*** DATASET EXTRACT ***

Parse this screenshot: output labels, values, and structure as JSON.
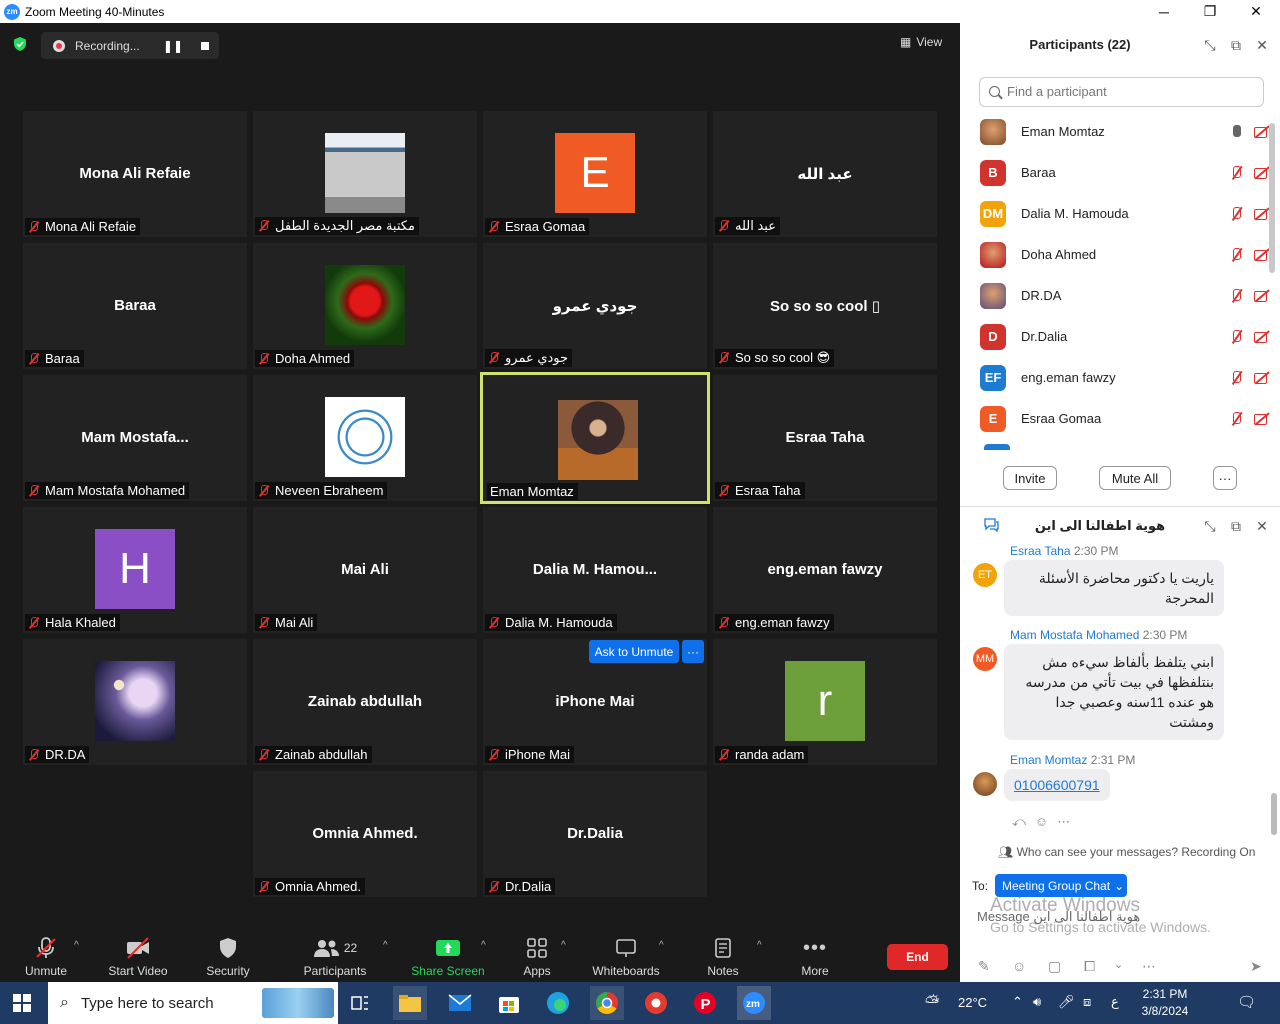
{
  "window": {
    "title": "Zoom Meeting 40-Minutes"
  },
  "recording": {
    "label": "Recording..."
  },
  "view": {
    "label": "View"
  },
  "tiles": [
    {
      "center": "Mona Ali Refaie",
      "name": "Mona Ali Refaie"
    },
    {
      "center": "",
      "name": "مكتبة مصر الجديدة الطفل"
    },
    {
      "center": "",
      "name": "Esraa Gomaa",
      "letter": "E",
      "color": "#f05a24"
    },
    {
      "center": "عبد الله",
      "name": "عبد الله"
    },
    {
      "center": "Baraa",
      "name": "Baraa"
    },
    {
      "center": "",
      "name": "Doha Ahmed"
    },
    {
      "center": "جودي عمرو",
      "name": "جودي عمرو"
    },
    {
      "center": "So so so cool ▯",
      "name": "So so so cool 😎"
    },
    {
      "center": "Mam  Mostafa...",
      "name": "Mam Mostafa Mohamed"
    },
    {
      "center": "",
      "name": "Neveen Ebraheem"
    },
    {
      "center": "",
      "name": "Eman Momtaz"
    },
    {
      "center": "Esraa Taha",
      "name": "Esraa Taha"
    },
    {
      "center": "",
      "name": "Hala Khaled",
      "letter": "H",
      "color": "#8a4fc4"
    },
    {
      "center": "Mai Ali",
      "name": "Mai Ali"
    },
    {
      "center": "Dalia  M.  Hamou...",
      "name": "Dalia M. Hamouda"
    },
    {
      "center": "eng.eman fawzy",
      "name": "eng.eman fawzy"
    },
    {
      "center": "",
      "name": "DR.DA"
    },
    {
      "center": "Zainab abdullah",
      "name": "Zainab abdullah"
    },
    {
      "center": "iPhone  Mai",
      "name": "iPhone Mai"
    },
    {
      "center": "",
      "name": "randa adam",
      "letter": "r",
      "color": "#6c9f3a"
    },
    {
      "center": "Omnia Ahmed.",
      "name": "Omnia Ahmed."
    },
    {
      "center": "Dr.Dalia",
      "name": "Dr.Dalia"
    }
  ],
  "ask_to_unmute": {
    "label": "Ask to Unmute",
    "more": "···"
  },
  "toolbar": {
    "unmute": "Unmute",
    "start_video": "Start Video",
    "security": "Security",
    "participants": "Participants",
    "participants_count": "22",
    "share_screen": "Share Screen",
    "apps": "Apps",
    "whiteboards": "Whiteboards",
    "notes": "Notes",
    "more": "More",
    "end": "End"
  },
  "participants_panel": {
    "title": "Participants (22)",
    "search_placeholder": "Find a participant",
    "list": [
      {
        "name": "Eman Momtaz",
        "initials": "",
        "color": "#7a4a2a",
        "mic_on": true
      },
      {
        "name": "Baraa",
        "initials": "B",
        "color": "#d0342c"
      },
      {
        "name": "Dalia M. Hamouda",
        "initials": "DM",
        "color": "#f0a30a"
      },
      {
        "name": "Doha Ahmed",
        "initials": "",
        "color": "#b5121b"
      },
      {
        "name": "DR.DA",
        "initials": "",
        "color": "#5a4c7a"
      },
      {
        "name": "Dr.Dalia",
        "initials": "D",
        "color": "#d0342c"
      },
      {
        "name": "eng.eman fawzy",
        "initials": "EF",
        "color": "#1f7ad1"
      },
      {
        "name": "Esraa Gomaa",
        "initials": "E",
        "color": "#f05a24"
      }
    ],
    "invite": "Invite",
    "mute_all": "Mute All",
    "more": "···"
  },
  "chat": {
    "title": "هوية اطفالنا الى اين",
    "messages": [
      {
        "sender": "Esraa Taha",
        "time": "2:30 PM",
        "avatar": "ET",
        "color": "#f0a30a",
        "text": "ياريت يا دكتور محاضرة الأسئلة المحرجة"
      },
      {
        "sender": "Mam Mostafa Mohamed",
        "time": "2:30 PM",
        "avatar": "MM",
        "color": "#f05a24",
        "text": "ابني يتلفظ بألفاظ سيءه مش بنتلفظها في بيت تأتي من مدرسه  هو عنده 11سنه وعصبي جدا ومشتت"
      },
      {
        "sender": "Eman Momtaz",
        "time": "2:31 PM",
        "avatar": "",
        "color": "#7a4a2a",
        "text": "01006600791"
      }
    ],
    "who_can_see": "Who can see your messages? Recording On",
    "to_label": "To:",
    "to_value": "Meeting Group Chat",
    "input_placeholder": "Message هوية اطفالنا الى اين",
    "watermark_title": "Activate Windows",
    "watermark_sub": "Go to Settings to activate Windows."
  },
  "taskbar": {
    "search": "Type here to search",
    "temp": "22°C",
    "lang": "ع",
    "time": "2:31 PM",
    "date": "3/8/2024"
  },
  "colors": {
    "accent": "#0e71eb",
    "muted": "#e02f2f",
    "active_border": "#cfe26a",
    "end": "#e02828",
    "share": "#23d959"
  }
}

***

REQUIREMENT:
Leave the pictures out and output the rest of the listing exactly.

ANSWER FOR THE TASK:
Parse this screenshot: output labels, values, and structure as JSON.
{
  "window": {
    "title": "Zoom Meeting 40-Minutes"
  },
  "recording": {
    "label": "Recording..."
  },
  "view": {
    "label": "View"
  },
  "tiles": [
    {
      "center": "Mona Ali Refaie",
      "name": "Mona Ali Refaie"
    },
    {
      "center": "",
      "name": "مكتبة مصر الجديدة الطفل"
    },
    {
      "center": "",
      "name": "Esraa Gomaa",
      "letter": "E",
      "color": "#f05a24"
    },
    {
      "center": "عبد الله",
      "name": "عبد الله"
    },
    {
      "center": "Baraa",
      "name": "Baraa"
    },
    {
      "center": "",
      "name": "Doha Ahmed"
    },
    {
      "center": "جودي عمرو",
      "name": "جودي عمرو"
    },
    {
      "center": "So so so cool ▯",
      "name": "So so so cool 😎"
    },
    {
      "center": "Mam  Mostafa...",
      "name": "Mam Mostafa Mohamed"
    },
    {
      "center": "",
      "name": "Neveen Ebraheem"
    },
    {
      "center": "",
      "name": "Eman Momtaz"
    },
    {
      "center": "Esraa Taha",
      "name": "Esraa Taha"
    },
    {
      "center": "",
      "name": "Hala Khaled",
      "letter": "H",
      "color": "#8a4fc4"
    },
    {
      "center": "Mai Ali",
      "name": "Mai Ali"
    },
    {
      "center": "Dalia  M.  Hamou...",
      "name": "Dalia M. Hamouda"
    },
    {
      "center": "eng.eman fawzy",
      "name": "eng.eman fawzy"
    },
    {
      "center": "",
      "name": "DR.DA"
    },
    {
      "center": "Zainab abdullah",
      "name": "Zainab abdullah"
    },
    {
      "center": "iPhone  Mai",
      "name": "iPhone Mai"
    },
    {
      "center": "",
      "name": "randa adam",
      "letter": "r",
      "color": "#6c9f3a"
    },
    {
      "center": "Omnia Ahmed.",
      "name": "Omnia Ahmed."
    },
    {
      "center": "Dr.Dalia",
      "name": "Dr.Dalia"
    }
  ],
  "ask_to_unmute": {
    "label": "Ask to Unmute",
    "more": "···"
  },
  "toolbar": {
    "unmute": "Unmute",
    "start_video": "Start Video",
    "security": "Security",
    "participants": "Participants",
    "participants_count": "22",
    "share_screen": "Share Screen",
    "apps": "Apps",
    "whiteboards": "Whiteboards",
    "notes": "Notes",
    "more": "More",
    "end": "End"
  },
  "participants_panel": {
    "title": "Participants (22)",
    "search_placeholder": "Find a participant",
    "list": [
      {
        "name": "Eman Momtaz",
        "initials": "",
        "color": "#7a4a2a",
        "mic_on": true
      },
      {
        "name": "Baraa",
        "initials": "B",
        "color": "#d0342c"
      },
      {
        "name": "Dalia M. Hamouda",
        "initials": "DM",
        "color": "#f0a30a"
      },
      {
        "name": "Doha Ahmed",
        "initials": "",
        "color": "#b5121b"
      },
      {
        "name": "DR.DA",
        "initials": "",
        "color": "#5a4c7a"
      },
      {
        "name": "Dr.Dalia",
        "initials": "D",
        "color": "#d0342c"
      },
      {
        "name": "eng.eman fawzy",
        "initials": "EF",
        "color": "#1f7ad1"
      },
      {
        "name": "Esraa Gomaa",
        "initials": "E",
        "color": "#f05a24"
      }
    ],
    "invite": "Invite",
    "mute_all": "Mute All",
    "more": "···"
  },
  "chat": {
    "title": "هوية اطفالنا الى اين",
    "messages": [
      {
        "sender": "Esraa Taha",
        "time": "2:30 PM",
        "avatar": "ET",
        "color": "#f0a30a",
        "text": "ياريت يا دكتور محاضرة الأسئلة المحرجة"
      },
      {
        "sender": "Mam Mostafa Mohamed",
        "time": "2:30 PM",
        "avatar": "MM",
        "color": "#f05a24",
        "text": "ابني يتلفظ بألفاظ سيءه مش بنتلفظها في بيت تأتي من مدرسه  هو عنده 11سنه وعصبي جدا ومشتت"
      },
      {
        "sender": "Eman Momtaz",
        "time": "2:31 PM",
        "avatar": "",
        "color": "#7a4a2a",
        "text": "01006600791"
      }
    ],
    "who_can_see": "Who can see your messages? Recording On",
    "to_label": "To:",
    "to_value": "Meeting Group Chat",
    "input_placeholder": "Message هوية اطفالنا الى اين",
    "watermark_title": "Activate Windows",
    "watermark_sub": "Go to Settings to activate Windows."
  },
  "taskbar": {
    "search": "Type here to search",
    "temp": "22°C",
    "lang": "ع",
    "time": "2:31 PM",
    "date": "3/8/2024"
  },
  "colors": {
    "accent": "#0e71eb",
    "muted": "#e02f2f",
    "active_border": "#cfe26a",
    "end": "#e02828",
    "share": "#23d959"
  }
}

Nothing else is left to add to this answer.